* Task goal *
Each line of the listing that contains the word "lightweight" is to be copied.

* Supplied records *

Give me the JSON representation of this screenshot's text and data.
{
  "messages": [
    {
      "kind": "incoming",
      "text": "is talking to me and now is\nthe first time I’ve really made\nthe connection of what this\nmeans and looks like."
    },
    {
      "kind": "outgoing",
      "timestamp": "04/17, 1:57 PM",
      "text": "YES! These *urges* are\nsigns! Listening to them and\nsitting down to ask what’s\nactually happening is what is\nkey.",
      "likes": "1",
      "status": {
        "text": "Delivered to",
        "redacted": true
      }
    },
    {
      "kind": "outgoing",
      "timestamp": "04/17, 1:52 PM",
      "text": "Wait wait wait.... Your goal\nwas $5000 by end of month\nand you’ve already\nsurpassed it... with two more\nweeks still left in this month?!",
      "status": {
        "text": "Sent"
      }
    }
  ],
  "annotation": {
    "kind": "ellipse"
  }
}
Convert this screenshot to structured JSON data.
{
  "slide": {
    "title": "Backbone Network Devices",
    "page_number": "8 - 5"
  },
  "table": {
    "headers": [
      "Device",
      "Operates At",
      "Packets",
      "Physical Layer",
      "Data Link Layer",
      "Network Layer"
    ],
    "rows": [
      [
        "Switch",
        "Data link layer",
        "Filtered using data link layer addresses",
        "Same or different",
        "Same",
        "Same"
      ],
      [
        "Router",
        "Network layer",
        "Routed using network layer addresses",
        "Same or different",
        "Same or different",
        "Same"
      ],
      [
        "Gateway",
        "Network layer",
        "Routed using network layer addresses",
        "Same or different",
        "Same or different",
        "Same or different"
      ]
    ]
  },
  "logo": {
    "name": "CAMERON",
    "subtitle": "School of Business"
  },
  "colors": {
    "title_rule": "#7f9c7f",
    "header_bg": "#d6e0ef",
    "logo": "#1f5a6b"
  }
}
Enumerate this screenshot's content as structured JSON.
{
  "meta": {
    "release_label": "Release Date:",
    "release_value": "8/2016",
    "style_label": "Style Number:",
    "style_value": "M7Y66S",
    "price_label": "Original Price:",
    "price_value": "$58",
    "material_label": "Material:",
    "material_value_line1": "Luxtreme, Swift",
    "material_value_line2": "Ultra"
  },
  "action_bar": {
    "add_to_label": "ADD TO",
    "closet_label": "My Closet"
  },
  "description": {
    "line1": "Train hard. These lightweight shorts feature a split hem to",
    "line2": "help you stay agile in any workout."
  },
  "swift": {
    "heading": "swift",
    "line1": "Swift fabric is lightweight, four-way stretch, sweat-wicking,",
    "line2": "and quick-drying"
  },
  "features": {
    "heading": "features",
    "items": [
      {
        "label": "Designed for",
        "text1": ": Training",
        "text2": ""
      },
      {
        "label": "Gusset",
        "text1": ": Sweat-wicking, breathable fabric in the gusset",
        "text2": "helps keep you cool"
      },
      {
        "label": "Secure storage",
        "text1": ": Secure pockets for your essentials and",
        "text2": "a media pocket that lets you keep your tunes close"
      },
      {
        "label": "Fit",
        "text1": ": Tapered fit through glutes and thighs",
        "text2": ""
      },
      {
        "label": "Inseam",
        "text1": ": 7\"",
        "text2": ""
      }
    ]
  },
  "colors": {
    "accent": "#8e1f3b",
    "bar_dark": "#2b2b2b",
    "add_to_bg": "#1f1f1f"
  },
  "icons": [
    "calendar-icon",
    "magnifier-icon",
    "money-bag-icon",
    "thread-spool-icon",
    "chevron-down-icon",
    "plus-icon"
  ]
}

* Correct response *
    "line1": "Train hard. These lightweight shorts feature a split hem to",
    "line1": "Swift fabric is lightweight, four-way stretch, sweat-wicking,",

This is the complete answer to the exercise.